# [WHAT YOU HAVE TO DO]
Repeat the lines that follow, leaving nothing out.

# [PROVIDED RECORDS]
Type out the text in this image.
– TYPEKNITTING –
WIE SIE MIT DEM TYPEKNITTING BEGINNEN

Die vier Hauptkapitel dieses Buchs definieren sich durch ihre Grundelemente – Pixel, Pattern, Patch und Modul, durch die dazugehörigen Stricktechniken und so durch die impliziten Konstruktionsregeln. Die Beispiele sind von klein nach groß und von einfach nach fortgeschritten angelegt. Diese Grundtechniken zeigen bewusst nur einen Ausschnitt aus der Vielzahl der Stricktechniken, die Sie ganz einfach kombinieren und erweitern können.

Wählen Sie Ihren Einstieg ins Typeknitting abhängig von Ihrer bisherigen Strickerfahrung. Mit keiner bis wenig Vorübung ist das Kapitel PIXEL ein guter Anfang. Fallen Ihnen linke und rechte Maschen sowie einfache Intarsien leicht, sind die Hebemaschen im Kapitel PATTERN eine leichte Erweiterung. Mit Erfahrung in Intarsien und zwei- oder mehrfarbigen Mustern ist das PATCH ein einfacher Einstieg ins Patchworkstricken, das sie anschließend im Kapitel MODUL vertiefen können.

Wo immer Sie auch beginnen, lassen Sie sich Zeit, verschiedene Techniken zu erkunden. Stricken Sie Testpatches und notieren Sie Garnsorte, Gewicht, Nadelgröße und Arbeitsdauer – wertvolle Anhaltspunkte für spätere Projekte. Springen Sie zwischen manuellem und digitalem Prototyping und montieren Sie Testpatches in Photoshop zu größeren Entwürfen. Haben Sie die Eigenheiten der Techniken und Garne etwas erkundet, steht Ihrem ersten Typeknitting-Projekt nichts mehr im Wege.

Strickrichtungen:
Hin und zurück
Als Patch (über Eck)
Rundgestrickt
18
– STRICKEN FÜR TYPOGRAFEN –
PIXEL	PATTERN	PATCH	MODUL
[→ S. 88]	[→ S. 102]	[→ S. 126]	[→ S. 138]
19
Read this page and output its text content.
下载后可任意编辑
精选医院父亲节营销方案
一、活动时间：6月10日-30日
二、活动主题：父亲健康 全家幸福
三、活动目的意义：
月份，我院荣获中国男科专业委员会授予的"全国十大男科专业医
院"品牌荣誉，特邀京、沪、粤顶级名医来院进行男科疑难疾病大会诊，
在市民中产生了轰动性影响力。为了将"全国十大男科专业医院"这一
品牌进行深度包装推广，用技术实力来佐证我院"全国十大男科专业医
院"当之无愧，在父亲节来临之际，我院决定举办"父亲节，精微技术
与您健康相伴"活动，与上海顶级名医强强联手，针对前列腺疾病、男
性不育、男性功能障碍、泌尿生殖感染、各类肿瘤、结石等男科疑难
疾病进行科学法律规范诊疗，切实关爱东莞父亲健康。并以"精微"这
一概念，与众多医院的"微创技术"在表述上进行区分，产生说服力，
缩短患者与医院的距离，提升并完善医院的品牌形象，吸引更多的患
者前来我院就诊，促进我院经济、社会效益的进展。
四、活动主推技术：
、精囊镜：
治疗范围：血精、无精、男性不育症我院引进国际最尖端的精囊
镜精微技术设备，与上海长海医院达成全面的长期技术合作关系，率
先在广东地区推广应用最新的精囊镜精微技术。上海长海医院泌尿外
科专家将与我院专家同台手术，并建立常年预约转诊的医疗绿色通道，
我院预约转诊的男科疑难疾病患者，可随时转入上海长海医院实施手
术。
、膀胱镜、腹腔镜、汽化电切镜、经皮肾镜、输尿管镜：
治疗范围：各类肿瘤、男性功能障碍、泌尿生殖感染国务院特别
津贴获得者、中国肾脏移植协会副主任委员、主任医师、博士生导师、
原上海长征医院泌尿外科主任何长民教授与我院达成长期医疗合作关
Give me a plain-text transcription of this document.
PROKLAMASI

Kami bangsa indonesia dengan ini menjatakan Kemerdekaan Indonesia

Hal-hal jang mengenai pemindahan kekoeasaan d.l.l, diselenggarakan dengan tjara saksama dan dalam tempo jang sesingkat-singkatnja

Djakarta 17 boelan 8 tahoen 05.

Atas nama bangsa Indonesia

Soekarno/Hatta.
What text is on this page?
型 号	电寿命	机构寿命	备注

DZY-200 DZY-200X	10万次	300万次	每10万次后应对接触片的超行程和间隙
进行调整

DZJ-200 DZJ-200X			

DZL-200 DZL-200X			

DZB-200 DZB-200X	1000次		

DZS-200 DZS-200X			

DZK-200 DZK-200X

# [RESULT FOR THIS EXERCISE]
Type out the text in this image.
– TYPEKNITTING –
WIE SIE MIT DEM TYPEKNITTING BEGINNEN

Die vier Hauptkapitel dieses Buchs definieren sich durch ihre Grundelemente – Pixel, Pattern, Patch und Modul, durch die dazugehörigen Stricktechniken und so durch die impliziten Konstruktionsregeln. Die Beispiele sind von klein nach groß und von einfach nach fortgeschritten angelegt. Diese Grundtechniken zeigen bewusst nur einen Ausschnitt aus der Vielzahl der Stricktechniken, die Sie ganz einfach kombinieren und erweitern können.

Wählen Sie Ihren Einstieg ins Typeknitting abhängig von Ihrer bisherigen Strickerfahrung. Mit keiner bis wenig Vorübung ist das Kapitel PIXEL ein guter Anfang. Fallen Ihnen linke und rechte Maschen sowie einfache Intarsien leicht, sind die Hebemaschen im Kapitel PATTERN eine leichte Erweiterung. Mit Erfahrung in Intarsien und zwei- oder mehrfarbigen Mustern ist das PATCH ein einfacher Einstieg ins Patchworkstricken, das sie anschließend im Kapitel MODUL vertiefen können.

Wo immer Sie auch beginnen, lassen Sie sich Zeit, verschiedene Techniken zu erkunden. Stricken Sie Testpatches und notieren Sie Garnsorte, Gewicht, Nadelgröße und Arbeitsdauer – wertvolle Anhaltspunkte für spätere Projekte. Springen Sie zwischen manuellem und digitalem Prototyping und montieren Sie Testpatches in Photoshop zu größeren Entwürfen. Haben Sie die Eigenheiten der Techniken und Garne etwas erkundet, steht Ihrem ersten Typeknitting-Projekt nichts mehr im Wege.

Strickrichtungen:
Hin und zurück
Als Patch (über Eck)
Rundgestrickt
18
– STRICKEN FÜR TYPOGRAFEN –
PIXEL	PATTERN	PATCH	MODUL
[→ S. 88]	[→ S. 102]	[→ S. 126]	[→ S. 138]
19
Read this page and output its text content.
下载后可任意编辑
精选医院父亲节营销方案
一、活动时间：6月10日-30日
二、活动主题：父亲健康 全家幸福
三、活动目的意义：
月份，我院荣获中国男科专业委员会授予的"全国十大男科专业医
院"品牌荣誉，特邀京、沪、粤顶级名医来院进行男科疑难疾病大会诊，
在市民中产生了轰动性影响力。为了将"全国十大男科专业医院"这一
品牌进行深度包装推广，用技术实力来佐证我院"全国十大男科专业医
院"当之无愧，在父亲节来临之际，我院决定举办"父亲节，精微技术
与您健康相伴"活动，与上海顶级名医强强联手，针对前列腺疾病、男
性不育、男性功能障碍、泌尿生殖感染、各类肿瘤、结石等男科疑难
疾病进行科学法律规范诊疗，切实关爱东莞父亲健康。并以"精微"这
一概念，与众多医院的"微创技术"在表述上进行区分，产生说服力，
缩短患者与医院的距离，提升并完善医院的品牌形象，吸引更多的患
者前来我院就诊，促进我院经济、社会效益的进展。
四、活动主推技术：
、精囊镜：
治疗范围：血精、无精、男性不育症我院引进国际最尖端的精囊
镜精微技术设备，与上海长海医院达成全面的长期技术合作关系，率
先在广东地区推广应用最新的精囊镜精微技术。上海长海医院泌尿外
科专家将与我院专家同台手术，并建立常年预约转诊的医疗绿色通道，
我院预约转诊的男科疑难疾病患者，可随时转入上海长海医院实施手
术。
、膀胱镜、腹腔镜、汽化电切镜、经皮肾镜、输尿管镜：
治疗范围：各类肿瘤、男性功能障碍、泌尿生殖感染国务院特别
津贴获得者、中国肾脏移植协会副主任委员、主任医师、博士生导师、
原上海长征医院泌尿外科主任何长民教授与我院达成长期医疗合作关
Give me a plain-text transcription of this document.
PROKLAMASI

Kami bangsa indonesia dengan ini menjatakan Kemerdekaan Indonesia

Hal-hal jang mengenai pemindahan kekoeasaan d.l.l, diselenggarakan dengan tjara saksama dan dalam tempo jang sesingkat-singkatnja

Djakarta 17 boelan 8 tahoen 05.

Atas nama bangsa Indonesia

Soekarno/Hatta.
What text is on this page?
型 号	电寿命	机构寿命	备注

DZY-200 DZY-200X	10万次	300万次	每10万次后应对接触片的超行程和间隙
进行调整

DZJ-200 DZJ-200X			

DZL-200 DZL-200X			

DZB-200 DZB-200X	1000次		

DZS-200 DZS-200X			

DZK-200 DZK-200X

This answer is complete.